--- Exercise details ---
Each entry in the listing below should be restated word for word.

* BEGIN Extracted information *

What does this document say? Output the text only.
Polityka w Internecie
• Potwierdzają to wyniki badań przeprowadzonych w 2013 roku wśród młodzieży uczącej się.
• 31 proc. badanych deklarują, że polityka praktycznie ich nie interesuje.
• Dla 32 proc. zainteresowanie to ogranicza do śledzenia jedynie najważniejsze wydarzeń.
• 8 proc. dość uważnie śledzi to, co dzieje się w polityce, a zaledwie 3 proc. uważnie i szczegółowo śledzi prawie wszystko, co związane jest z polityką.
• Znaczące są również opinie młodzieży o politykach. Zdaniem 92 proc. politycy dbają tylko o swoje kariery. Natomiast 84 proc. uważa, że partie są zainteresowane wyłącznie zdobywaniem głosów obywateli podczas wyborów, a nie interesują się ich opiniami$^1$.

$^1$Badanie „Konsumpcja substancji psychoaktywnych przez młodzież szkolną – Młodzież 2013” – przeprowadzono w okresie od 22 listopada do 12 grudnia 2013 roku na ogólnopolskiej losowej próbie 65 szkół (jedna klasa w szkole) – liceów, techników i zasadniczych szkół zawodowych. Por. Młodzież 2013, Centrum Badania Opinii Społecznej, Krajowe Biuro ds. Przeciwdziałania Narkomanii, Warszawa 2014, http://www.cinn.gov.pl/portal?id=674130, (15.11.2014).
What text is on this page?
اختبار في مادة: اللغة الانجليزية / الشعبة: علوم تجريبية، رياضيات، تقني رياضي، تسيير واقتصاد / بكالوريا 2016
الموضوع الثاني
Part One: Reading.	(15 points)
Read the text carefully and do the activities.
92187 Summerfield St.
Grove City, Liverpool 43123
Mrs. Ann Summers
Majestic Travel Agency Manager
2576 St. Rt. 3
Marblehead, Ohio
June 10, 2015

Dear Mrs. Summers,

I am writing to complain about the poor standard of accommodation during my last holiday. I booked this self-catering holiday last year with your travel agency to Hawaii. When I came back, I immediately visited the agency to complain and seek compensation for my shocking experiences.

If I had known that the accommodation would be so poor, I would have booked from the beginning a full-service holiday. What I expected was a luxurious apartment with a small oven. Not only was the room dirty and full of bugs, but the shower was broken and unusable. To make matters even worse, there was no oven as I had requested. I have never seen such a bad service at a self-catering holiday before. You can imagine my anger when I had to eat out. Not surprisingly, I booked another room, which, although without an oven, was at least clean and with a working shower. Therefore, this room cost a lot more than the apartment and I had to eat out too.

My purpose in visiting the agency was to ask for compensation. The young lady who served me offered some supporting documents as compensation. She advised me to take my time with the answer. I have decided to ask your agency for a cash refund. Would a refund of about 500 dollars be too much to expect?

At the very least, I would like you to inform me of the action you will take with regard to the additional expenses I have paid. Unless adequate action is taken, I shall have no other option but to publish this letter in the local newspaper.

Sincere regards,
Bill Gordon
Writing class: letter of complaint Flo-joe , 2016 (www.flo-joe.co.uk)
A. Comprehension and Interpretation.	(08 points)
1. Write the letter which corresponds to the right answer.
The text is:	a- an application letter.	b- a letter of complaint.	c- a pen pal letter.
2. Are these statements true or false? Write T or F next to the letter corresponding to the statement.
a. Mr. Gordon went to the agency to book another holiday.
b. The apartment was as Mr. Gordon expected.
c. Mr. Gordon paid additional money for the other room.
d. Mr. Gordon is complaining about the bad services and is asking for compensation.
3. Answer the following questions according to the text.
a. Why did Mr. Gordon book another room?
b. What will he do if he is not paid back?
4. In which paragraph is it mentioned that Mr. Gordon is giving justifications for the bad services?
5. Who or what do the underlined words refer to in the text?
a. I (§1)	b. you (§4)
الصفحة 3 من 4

* END Extracted information *

--- Exercise output ---
What does this document say? Output the text only.
Polityka w Internecie
• Potwierdzają to wyniki badań przeprowadzonych w 2013 roku wśród młodzieży uczącej się.
• 31 proc. badanych deklarują, że polityka praktycznie ich nie interesuje.
• Dla 32 proc. zainteresowanie to ogranicza do śledzenia jedynie najważniejsze wydarzeń.
• 8 proc. dość uważnie śledzi to, co dzieje się w polityce, a zaledwie 3 proc. uważnie i szczegółowo śledzi prawie wszystko, co związane jest z polityką.
• Znaczące są również opinie młodzieży o politykach. Zdaniem 92 proc. politycy dbają tylko o swoje kariery. Natomiast 84 proc. uważa, że partie są zainteresowane wyłącznie zdobywaniem głosów obywateli podczas wyborów, a nie interesują się ich opiniami$^1$.

$^1$Badanie „Konsumpcja substancji psychoaktywnych przez młodzież szkolną – Młodzież 2013” – przeprowadzono w okresie od 22 listopada do 12 grudnia 2013 roku na ogólnopolskiej losowej próbie 65 szkół (jedna klasa w szkole) – liceów, techników i zasadniczych szkół zawodowych. Por. Młodzież 2013, Centrum Badania Opinii Społecznej, Krajowe Biuro ds. Przeciwdziałania Narkomanii, Warszawa 2014, http://www.cinn.gov.pl/portal?id=674130, (15.11.2014).
What text is on this page?
اختبار في مادة: اللغة الانجليزية / الشعبة: علوم تجريبية، رياضيات، تقني رياضي، تسيير واقتصاد / بكالوريا 2016
الموضوع الثاني
Part One: Reading.	(15 points)
Read the text carefully and do the activities.
92187 Summerfield St.
Grove City, Liverpool 43123
Mrs. Ann Summers
Majestic Travel Agency Manager
2576 St. Rt. 3
Marblehead, Ohio
June 10, 2015

Dear Mrs. Summers,

I am writing to complain about the poor standard of accommodation during my last holiday. I booked this self-catering holiday last year with your travel agency to Hawaii. When I came back, I immediately visited the agency to complain and seek compensation for my shocking experiences.

If I had known that the accommodation would be so poor, I would have booked from the beginning a full-service holiday. What I expected was a luxurious apartment with a small oven. Not only was the room dirty and full of bugs, but the shower was broken and unusable. To make matters even worse, there was no oven as I had requested. I have never seen such a bad service at a self-catering holiday before. You can imagine my anger when I had to eat out. Not surprisingly, I booked another room, which, although without an oven, was at least clean and with a working shower. Therefore, this room cost a lot more than the apartment and I had to eat out too.

My purpose in visiting the agency was to ask for compensation. The young lady who served me offered some supporting documents as compensation. She advised me to take my time with the answer. I have decided to ask your agency for a cash refund. Would a refund of about 500 dollars be too much to expect?

At the very least, I would like you to inform me of the action you will take with regard to the additional expenses I have paid. Unless adequate action is taken, I shall have no other option but to publish this letter in the local newspaper.

Sincere regards,
Bill Gordon
Writing class: letter of complaint Flo-joe , 2016 (www.flo-joe.co.uk)
A. Comprehension and Interpretation.	(08 points)
1. Write the letter which corresponds to the right answer.
The text is:	a- an application letter.	b- a letter of complaint.	c- a pen pal letter.
2. Are these statements true or false? Write T or F next to the letter corresponding to the statement.
a. Mr. Gordon went to the agency to book another holiday.
b. The apartment was as Mr. Gordon expected.
c. Mr. Gordon paid additional money for the other room.
d. Mr. Gordon is complaining about the bad services and is asking for compensation.
3. Answer the following questions according to the text.
a. Why did Mr. Gordon book another room?
b. What will he do if he is not paid back?
4. In which paragraph is it mentioned that Mr. Gordon is giving justifications for the bad services?
5. Who or what do the underlined words refer to in the text?
a. I (§1)	b. you (§4)
الصفحة 3 من 4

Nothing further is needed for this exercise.